### Task details
Each record needs to be echoed exactly; can you do that?

### Supplied entries
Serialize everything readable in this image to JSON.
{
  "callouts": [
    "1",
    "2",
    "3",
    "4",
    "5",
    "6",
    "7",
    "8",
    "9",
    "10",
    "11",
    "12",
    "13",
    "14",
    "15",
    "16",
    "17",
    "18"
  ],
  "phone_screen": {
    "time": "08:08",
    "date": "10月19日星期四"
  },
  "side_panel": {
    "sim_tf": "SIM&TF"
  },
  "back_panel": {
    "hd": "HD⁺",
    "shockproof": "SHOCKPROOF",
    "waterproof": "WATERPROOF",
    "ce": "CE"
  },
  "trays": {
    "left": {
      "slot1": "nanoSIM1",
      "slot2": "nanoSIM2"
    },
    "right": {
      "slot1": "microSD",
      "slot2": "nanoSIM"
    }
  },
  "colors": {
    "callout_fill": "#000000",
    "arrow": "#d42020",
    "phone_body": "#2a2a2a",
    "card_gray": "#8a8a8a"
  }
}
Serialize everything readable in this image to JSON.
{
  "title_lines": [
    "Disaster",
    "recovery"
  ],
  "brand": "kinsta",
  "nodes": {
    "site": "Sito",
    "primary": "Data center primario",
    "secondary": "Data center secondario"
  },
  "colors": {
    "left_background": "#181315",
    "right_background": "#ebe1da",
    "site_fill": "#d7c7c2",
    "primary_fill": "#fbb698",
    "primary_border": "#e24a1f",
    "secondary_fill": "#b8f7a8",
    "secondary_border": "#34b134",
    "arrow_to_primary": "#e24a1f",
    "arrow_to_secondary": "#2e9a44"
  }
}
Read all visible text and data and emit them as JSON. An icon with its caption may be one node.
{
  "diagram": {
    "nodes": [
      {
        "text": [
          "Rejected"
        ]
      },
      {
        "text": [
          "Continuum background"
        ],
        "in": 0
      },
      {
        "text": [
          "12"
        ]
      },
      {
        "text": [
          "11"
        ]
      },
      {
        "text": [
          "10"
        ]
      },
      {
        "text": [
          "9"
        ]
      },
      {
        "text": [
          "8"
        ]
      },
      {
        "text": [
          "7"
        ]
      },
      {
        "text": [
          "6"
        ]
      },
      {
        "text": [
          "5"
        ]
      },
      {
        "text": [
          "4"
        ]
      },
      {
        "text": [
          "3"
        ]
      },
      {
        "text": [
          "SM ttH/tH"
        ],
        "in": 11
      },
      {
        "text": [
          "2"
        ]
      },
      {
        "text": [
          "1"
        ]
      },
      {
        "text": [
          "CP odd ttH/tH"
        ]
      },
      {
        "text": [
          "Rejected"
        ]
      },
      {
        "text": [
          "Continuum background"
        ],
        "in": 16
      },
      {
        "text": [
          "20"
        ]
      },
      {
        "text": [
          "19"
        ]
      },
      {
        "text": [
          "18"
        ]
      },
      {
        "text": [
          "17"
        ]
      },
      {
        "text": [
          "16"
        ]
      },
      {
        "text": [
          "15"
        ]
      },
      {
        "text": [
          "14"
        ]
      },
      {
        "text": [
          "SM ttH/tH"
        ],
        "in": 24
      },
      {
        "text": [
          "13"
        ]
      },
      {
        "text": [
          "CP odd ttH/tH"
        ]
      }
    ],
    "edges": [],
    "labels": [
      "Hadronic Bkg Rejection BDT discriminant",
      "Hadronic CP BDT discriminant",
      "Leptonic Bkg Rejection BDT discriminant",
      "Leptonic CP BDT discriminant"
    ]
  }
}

### Solution to this problem
Serialize everything readable in this image to JSON.
{
  "callouts": [
    "1",
    "2",
    "3",
    "4",
    "5",
    "6",
    "7",
    "8",
    "9",
    "10",
    "11",
    "12",
    "13",
    "14",
    "15",
    "16",
    "17",
    "18"
  ],
  "phone_screen": {
    "time": "08:08",
    "date": "10月19日星期四"
  },
  "side_panel": {
    "sim_tf": "SIM&TF"
  },
  "back_panel": {
    "hd": "HD⁺",
    "shockproof": "SHOCKPROOF",
    "waterproof": "WATERPROOF",
    "ce": "CE"
  },
  "trays": {
    "left": {
      "slot1": "nanoSIM1",
      "slot2": "nanoSIM2"
    },
    "right": {
      "slot1": "microSD",
      "slot2": "nanoSIM"
    }
  },
  "colors": {
    "callout_fill": "#000000",
    "arrow": "#d42020",
    "phone_body": "#2a2a2a",
    "card_gray": "#8a8a8a"
  }
}
Serialize everything readable in this image to JSON.
{
  "title_lines": [
    "Disaster",
    "recovery"
  ],
  "brand": "kinsta",
  "nodes": {
    "site": "Sito",
    "primary": "Data center primario",
    "secondary": "Data center secondario"
  },
  "colors": {
    "left_background": "#181315",
    "right_background": "#ebe1da",
    "site_fill": "#d7c7c2",
    "primary_fill": "#fbb698",
    "primary_border": "#e24a1f",
    "secondary_fill": "#b8f7a8",
    "secondary_border": "#34b134",
    "arrow_to_primary": "#e24a1f",
    "arrow_to_secondary": "#2e9a44"
  }
}
Read all visible text and data and emit them as JSON. An icon with its caption may be one node.
{
  "diagram": {
    "nodes": [
      {
        "text": [
          "Rejected"
        ]
      },
      {
        "text": [
          "Continuum background"
        ],
        "in": 0
      },
      {
        "text": [
          "12"
        ]
      },
      {
        "text": [
          "11"
        ]
      },
      {
        "text": [
          "10"
        ]
      },
      {
        "text": [
          "9"
        ]
      },
      {
        "text": [
          "8"
        ]
      },
      {
        "text": [
          "7"
        ]
      },
      {
        "text": [
          "6"
        ]
      },
      {
        "text": [
          "5"
        ]
      },
      {
        "text": [
          "4"
        ]
      },
      {
        "text": [
          "3"
        ]
      },
      {
        "text": [
          "SM ttH/tH"
        ],
        "in": 11
      },
      {
        "text": [
          "2"
        ]
      },
      {
        "text": [
          "1"
        ]
      },
      {
        "text": [
          "CP odd ttH/tH"
        ]
      },
      {
        "text": [
          "Rejected"
        ]
      },
      {
        "text": [
          "Continuum background"
        ],
        "in": 16
      },
      {
        "text": [
          "20"
        ]
      },
      {
        "text": [
          "19"
        ]
      },
      {
        "text": [
          "18"
        ]
      },
      {
        "text": [
          "17"
        ]
      },
      {
        "text": [
          "16"
        ]
      },
      {
        "text": [
          "15"
        ]
      },
      {
        "text": [
          "14"
        ]
      },
      {
        "text": [
          "SM ttH/tH"
        ],
        "in": 24
      },
      {
        "text": [
          "13"
        ]
      },
      {
        "text": [
          "CP odd ttH/tH"
        ]
      }
    ],
    "edges": [],
    "labels": [
      "Hadronic Bkg Rejection BDT discriminant",
      "Hadronic CP BDT discriminant",
      "Leptonic Bkg Rejection BDT discriminant",
      "Leptonic CP BDT discriminant"
    ]
  }
}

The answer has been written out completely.